| Dataset items |
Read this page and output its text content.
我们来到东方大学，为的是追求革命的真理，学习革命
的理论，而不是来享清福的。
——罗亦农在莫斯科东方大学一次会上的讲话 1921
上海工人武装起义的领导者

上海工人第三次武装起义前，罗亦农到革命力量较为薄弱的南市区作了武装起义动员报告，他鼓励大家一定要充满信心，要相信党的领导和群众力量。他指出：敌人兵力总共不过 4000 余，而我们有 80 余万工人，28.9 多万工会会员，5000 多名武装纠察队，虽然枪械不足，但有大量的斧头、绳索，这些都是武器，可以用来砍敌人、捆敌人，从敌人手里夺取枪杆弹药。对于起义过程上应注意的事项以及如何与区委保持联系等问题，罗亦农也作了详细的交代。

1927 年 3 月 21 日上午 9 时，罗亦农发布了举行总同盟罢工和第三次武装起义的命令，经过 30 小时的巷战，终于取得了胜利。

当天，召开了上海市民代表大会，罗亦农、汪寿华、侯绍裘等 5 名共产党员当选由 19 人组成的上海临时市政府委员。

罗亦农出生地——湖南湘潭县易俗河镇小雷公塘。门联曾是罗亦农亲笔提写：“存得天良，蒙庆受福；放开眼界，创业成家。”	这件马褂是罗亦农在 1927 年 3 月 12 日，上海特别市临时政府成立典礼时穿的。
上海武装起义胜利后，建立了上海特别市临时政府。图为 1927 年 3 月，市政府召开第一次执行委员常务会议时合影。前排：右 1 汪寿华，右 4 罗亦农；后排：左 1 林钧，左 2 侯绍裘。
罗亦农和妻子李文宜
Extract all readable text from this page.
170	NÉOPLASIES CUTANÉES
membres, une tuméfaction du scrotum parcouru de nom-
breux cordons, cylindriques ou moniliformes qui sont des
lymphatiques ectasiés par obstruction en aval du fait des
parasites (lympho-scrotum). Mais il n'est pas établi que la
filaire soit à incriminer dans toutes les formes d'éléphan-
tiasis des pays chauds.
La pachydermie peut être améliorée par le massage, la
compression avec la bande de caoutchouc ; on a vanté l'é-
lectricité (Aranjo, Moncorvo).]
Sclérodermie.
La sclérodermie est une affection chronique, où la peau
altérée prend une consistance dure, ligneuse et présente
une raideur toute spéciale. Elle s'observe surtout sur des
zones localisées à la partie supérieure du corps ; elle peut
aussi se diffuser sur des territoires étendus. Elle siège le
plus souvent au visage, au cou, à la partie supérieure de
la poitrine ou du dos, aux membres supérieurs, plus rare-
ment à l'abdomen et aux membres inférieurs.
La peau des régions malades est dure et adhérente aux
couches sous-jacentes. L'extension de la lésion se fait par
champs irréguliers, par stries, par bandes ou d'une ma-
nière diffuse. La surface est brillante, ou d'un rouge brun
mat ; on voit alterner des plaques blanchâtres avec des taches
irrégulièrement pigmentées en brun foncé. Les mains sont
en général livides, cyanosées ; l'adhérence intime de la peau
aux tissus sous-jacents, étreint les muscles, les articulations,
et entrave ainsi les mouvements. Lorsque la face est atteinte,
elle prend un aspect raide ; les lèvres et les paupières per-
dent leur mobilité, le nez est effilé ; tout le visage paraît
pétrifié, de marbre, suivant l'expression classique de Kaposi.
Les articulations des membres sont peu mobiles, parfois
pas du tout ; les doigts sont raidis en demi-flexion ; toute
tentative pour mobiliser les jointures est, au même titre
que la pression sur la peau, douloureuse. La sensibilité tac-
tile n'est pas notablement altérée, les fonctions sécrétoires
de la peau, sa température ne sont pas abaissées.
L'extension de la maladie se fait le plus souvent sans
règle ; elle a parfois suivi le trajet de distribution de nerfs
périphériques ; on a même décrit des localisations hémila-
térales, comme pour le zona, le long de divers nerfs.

| OBJECTIVE |
Give the entries once more, exactly as they appear.

| THE SOLUTION |
Read this page and output its text content.
我们来到东方大学，为的是追求革命的真理，学习革命
的理论，而不是来享清福的。
——罗亦农在莫斯科东方大学一次会上的讲话 1921
上海工人武装起义的领导者

上海工人第三次武装起义前，罗亦农到革命力量较为薄弱的南市区作了武装起义动员报告，他鼓励大家一定要充满信心，要相信党的领导和群众力量。他指出：敌人兵力总共不过 4000 余，而我们有 80 余万工人，28.9 多万工会会员，5000 多名武装纠察队，虽然枪械不足，但有大量的斧头、绳索，这些都是武器，可以用来砍敌人、捆敌人，从敌人手里夺取枪杆弹药。对于起义过程上应注意的事项以及如何与区委保持联系等问题，罗亦农也作了详细的交代。

1927 年 3 月 21 日上午 9 时，罗亦农发布了举行总同盟罢工和第三次武装起义的命令，经过 30 小时的巷战，终于取得了胜利。

当天，召开了上海市民代表大会，罗亦农、汪寿华、侯绍裘等 5 名共产党员当选由 19 人组成的上海临时市政府委员。

罗亦农出生地——湖南湘潭县易俗河镇小雷公塘。门联曾是罗亦农亲笔提写：“存得天良，蒙庆受福；放开眼界，创业成家。”	这件马褂是罗亦农在 1927 年 3 月 12 日，上海特别市临时政府成立典礼时穿的。
上海武装起义胜利后，建立了上海特别市临时政府。图为 1927 年 3 月，市政府召开第一次执行委员常务会议时合影。前排：右 1 汪寿华，右 4 罗亦农；后排：左 1 林钧，左 2 侯绍裘。
罗亦农和妻子李文宜
Extract all readable text from this page.
170	NÉOPLASIES CUTANÉES
membres, une tuméfaction du scrotum parcouru de nom-
breux cordons, cylindriques ou moniliformes qui sont des
lymphatiques ectasiés par obstruction en aval du fait des
parasites (lympho-scrotum). Mais il n'est pas établi que la
filaire soit à incriminer dans toutes les formes d'éléphan-
tiasis des pays chauds.
La pachydermie peut être améliorée par le massage, la
compression avec la bande de caoutchouc ; on a vanté l'é-
lectricité (Aranjo, Moncorvo).]
Sclérodermie.
La sclérodermie est une affection chronique, où la peau
altérée prend une consistance dure, ligneuse et présente
une raideur toute spéciale. Elle s'observe surtout sur des
zones localisées à la partie supérieure du corps ; elle peut
aussi se diffuser sur des territoires étendus. Elle siège le
plus souvent au visage, au cou, à la partie supérieure de
la poitrine ou du dos, aux membres supérieurs, plus rare-
ment à l'abdomen et aux membres inférieurs.
La peau des régions malades est dure et adhérente aux
couches sous-jacentes. L'extension de la lésion se fait par
champs irréguliers, par stries, par bandes ou d'une ma-
nière diffuse. La surface est brillante, ou d'un rouge brun
mat ; on voit alterner des plaques blanchâtres avec des taches
irrégulièrement pigmentées en brun foncé. Les mains sont
en général livides, cyanosées ; l'adhérence intime de la peau
aux tissus sous-jacents, étreint les muscles, les articulations,
et entrave ainsi les mouvements. Lorsque la face est atteinte,
elle prend un aspect raide ; les lèvres et les paupières per-
dent leur mobilité, le nez est effilé ; tout le visage paraît
pétrifié, de marbre, suivant l'expression classique de Kaposi.
Les articulations des membres sont peu mobiles, parfois
pas du tout ; les doigts sont raidis en demi-flexion ; toute
tentative pour mobiliser les jointures est, au même titre
que la pression sur la peau, douloureuse. La sensibilité tac-
tile n'est pas notablement altérée, les fonctions sécrétoires
de la peau, sa température ne sont pas abaissées.
L'extension de la maladie se fait le plus souvent sans
règle ; elle a parfois suivi le trajet de distribution de nerfs
périphériques ; on a même décrit des localisations hémila-
térales, comme pour le zona, le long de divers nerfs.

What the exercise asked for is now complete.